— The exercise —
Identify the lines holding "type" and copy them.
────────────────────────────────────────
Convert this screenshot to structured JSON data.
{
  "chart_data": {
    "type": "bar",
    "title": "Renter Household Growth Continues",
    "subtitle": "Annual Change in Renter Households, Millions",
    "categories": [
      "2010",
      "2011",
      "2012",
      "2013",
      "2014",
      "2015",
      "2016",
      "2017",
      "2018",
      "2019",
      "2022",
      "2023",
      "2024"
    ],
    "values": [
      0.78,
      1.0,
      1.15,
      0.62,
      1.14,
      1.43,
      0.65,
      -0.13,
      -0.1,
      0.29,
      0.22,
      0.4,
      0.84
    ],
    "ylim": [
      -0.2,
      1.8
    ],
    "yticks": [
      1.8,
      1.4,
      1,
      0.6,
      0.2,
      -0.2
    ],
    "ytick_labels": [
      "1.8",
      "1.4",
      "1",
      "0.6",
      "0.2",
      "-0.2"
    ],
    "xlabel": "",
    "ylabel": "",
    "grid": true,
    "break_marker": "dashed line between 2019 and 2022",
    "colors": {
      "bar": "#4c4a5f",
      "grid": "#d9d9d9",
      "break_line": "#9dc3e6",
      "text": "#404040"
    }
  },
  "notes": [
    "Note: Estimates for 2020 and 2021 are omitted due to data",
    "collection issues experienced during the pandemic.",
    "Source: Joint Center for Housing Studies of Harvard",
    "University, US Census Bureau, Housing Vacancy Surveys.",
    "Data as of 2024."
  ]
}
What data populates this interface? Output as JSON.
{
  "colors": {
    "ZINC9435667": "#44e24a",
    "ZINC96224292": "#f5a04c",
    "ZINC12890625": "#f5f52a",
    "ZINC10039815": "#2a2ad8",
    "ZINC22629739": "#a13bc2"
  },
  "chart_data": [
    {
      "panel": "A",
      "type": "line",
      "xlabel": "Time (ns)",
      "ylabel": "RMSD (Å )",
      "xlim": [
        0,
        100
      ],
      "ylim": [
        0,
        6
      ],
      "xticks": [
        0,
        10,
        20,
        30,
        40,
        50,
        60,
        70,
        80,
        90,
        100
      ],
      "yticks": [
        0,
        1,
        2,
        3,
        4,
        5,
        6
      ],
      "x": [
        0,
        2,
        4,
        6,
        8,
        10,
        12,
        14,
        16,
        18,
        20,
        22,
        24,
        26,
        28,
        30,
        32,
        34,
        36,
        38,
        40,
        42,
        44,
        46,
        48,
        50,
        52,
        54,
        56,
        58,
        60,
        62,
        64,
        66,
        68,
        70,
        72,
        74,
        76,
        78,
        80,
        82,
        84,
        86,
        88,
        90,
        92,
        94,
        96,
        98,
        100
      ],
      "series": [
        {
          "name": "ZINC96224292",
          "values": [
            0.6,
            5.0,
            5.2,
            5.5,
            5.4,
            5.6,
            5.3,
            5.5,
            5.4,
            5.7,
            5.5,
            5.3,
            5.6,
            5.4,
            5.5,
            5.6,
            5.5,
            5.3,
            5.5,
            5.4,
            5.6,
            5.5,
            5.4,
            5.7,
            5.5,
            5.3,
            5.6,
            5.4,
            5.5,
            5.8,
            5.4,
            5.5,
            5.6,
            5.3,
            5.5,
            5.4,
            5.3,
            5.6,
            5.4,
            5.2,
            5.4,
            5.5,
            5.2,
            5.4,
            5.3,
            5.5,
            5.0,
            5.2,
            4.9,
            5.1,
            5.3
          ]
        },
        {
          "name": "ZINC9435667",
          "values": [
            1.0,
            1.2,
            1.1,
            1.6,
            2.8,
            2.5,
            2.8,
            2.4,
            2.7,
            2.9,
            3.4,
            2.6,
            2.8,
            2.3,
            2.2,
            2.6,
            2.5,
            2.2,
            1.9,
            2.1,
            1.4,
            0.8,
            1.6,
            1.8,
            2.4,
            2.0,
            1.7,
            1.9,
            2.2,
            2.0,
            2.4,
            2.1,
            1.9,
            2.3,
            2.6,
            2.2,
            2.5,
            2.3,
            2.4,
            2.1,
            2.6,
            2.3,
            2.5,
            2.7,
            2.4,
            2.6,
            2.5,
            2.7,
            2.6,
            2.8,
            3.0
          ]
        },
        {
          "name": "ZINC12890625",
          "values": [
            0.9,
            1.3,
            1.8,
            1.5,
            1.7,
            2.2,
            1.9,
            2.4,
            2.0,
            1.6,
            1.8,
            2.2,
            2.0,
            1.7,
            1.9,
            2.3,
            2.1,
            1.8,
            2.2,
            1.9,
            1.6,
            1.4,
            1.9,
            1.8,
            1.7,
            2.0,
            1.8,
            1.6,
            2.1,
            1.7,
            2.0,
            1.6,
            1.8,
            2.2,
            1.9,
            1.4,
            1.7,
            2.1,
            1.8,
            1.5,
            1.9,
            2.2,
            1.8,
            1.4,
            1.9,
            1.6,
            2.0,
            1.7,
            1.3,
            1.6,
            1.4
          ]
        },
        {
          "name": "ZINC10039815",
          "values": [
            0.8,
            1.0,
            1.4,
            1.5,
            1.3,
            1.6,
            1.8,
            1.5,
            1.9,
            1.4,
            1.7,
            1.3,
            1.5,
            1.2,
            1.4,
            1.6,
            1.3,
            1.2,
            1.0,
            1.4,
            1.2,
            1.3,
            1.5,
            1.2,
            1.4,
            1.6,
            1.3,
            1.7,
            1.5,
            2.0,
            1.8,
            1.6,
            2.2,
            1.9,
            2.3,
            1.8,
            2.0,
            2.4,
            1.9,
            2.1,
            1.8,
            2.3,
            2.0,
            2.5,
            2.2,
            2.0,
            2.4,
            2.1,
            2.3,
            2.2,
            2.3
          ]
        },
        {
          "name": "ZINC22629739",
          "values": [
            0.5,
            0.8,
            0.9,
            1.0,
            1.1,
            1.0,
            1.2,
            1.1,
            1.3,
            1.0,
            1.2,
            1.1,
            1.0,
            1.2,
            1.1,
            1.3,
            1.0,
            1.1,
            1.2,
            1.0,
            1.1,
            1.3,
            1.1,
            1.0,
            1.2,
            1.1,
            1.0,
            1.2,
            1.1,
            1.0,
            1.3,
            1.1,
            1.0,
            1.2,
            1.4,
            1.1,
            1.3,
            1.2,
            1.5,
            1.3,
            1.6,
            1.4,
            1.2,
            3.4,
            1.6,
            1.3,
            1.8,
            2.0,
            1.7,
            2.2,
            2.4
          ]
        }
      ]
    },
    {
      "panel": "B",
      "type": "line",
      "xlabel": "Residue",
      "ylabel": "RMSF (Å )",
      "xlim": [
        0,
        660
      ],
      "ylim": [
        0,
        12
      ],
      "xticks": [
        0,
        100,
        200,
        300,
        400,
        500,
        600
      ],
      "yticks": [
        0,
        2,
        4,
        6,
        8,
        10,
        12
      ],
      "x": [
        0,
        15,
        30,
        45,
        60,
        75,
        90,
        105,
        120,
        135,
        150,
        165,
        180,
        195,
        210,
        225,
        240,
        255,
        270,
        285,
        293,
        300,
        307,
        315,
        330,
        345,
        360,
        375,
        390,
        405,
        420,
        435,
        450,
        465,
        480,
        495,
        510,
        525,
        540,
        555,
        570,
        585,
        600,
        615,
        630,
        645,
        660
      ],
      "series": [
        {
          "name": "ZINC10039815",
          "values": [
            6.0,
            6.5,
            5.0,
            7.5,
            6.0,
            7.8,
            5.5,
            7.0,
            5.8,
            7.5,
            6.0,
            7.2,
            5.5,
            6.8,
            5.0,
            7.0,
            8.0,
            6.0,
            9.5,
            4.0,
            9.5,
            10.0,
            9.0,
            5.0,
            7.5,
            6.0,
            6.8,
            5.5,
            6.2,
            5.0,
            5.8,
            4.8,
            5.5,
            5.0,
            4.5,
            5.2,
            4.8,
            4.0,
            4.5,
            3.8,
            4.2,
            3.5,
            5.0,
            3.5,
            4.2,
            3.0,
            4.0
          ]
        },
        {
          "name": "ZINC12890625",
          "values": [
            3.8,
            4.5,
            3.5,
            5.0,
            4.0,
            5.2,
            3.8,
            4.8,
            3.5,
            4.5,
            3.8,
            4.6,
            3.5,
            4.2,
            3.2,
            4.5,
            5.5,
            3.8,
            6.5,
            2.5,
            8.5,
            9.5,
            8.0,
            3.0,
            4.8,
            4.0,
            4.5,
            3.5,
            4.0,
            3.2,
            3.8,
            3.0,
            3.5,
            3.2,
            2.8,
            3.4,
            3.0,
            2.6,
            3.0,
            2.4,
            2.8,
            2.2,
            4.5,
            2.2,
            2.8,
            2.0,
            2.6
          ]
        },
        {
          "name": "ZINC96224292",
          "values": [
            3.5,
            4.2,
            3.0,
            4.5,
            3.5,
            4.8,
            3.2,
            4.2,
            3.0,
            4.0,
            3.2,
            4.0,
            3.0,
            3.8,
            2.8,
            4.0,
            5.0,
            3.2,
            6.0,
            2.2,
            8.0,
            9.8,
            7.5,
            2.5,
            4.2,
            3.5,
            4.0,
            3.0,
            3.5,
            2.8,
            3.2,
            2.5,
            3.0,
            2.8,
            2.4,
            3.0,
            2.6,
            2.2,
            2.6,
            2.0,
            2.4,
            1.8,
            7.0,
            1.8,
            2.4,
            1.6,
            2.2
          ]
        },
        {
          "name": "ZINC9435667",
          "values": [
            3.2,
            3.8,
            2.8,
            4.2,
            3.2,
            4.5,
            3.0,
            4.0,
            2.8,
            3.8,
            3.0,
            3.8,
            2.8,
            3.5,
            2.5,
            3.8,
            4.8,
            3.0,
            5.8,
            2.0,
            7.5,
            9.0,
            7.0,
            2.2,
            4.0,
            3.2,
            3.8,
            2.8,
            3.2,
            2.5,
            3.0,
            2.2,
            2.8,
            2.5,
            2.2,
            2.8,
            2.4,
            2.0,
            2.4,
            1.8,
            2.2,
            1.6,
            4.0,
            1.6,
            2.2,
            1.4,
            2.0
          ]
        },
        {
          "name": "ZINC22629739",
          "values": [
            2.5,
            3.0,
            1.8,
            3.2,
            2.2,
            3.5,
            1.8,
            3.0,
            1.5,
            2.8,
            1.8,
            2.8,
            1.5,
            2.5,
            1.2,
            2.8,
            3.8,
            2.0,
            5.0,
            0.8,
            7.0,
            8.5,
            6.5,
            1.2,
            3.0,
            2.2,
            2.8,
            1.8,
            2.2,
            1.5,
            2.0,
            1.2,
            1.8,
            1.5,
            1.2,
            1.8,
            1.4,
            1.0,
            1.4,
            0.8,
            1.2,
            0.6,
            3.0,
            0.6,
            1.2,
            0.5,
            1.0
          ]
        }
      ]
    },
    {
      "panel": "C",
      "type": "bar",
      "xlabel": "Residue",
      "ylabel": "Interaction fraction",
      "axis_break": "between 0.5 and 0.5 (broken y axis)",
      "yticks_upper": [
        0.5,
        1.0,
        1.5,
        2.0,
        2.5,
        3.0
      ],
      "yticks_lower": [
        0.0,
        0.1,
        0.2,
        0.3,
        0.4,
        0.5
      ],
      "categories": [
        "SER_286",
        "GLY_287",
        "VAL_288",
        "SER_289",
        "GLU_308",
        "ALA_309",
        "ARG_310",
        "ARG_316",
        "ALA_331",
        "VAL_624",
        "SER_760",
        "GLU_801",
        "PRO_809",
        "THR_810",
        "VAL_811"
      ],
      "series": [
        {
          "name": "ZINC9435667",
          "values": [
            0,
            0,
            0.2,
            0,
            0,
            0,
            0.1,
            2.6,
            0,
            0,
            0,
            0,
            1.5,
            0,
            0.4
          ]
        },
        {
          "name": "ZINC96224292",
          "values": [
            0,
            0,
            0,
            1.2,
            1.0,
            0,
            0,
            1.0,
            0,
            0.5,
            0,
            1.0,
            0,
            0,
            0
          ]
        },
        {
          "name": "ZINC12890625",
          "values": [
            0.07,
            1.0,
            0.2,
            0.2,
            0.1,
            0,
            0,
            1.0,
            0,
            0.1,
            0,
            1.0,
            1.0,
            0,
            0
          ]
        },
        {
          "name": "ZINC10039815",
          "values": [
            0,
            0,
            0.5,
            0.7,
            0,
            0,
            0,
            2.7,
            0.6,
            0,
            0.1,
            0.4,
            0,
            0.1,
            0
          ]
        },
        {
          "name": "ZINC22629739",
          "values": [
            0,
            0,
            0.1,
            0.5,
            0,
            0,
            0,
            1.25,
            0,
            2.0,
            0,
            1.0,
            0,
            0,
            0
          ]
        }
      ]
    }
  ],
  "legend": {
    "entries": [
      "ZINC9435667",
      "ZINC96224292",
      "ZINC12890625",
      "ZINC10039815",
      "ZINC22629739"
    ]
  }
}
────────────────────────────────────────
— Final result —
    "type": "bar",
      "type": "line",
      "type": "line",
      "type": "bar",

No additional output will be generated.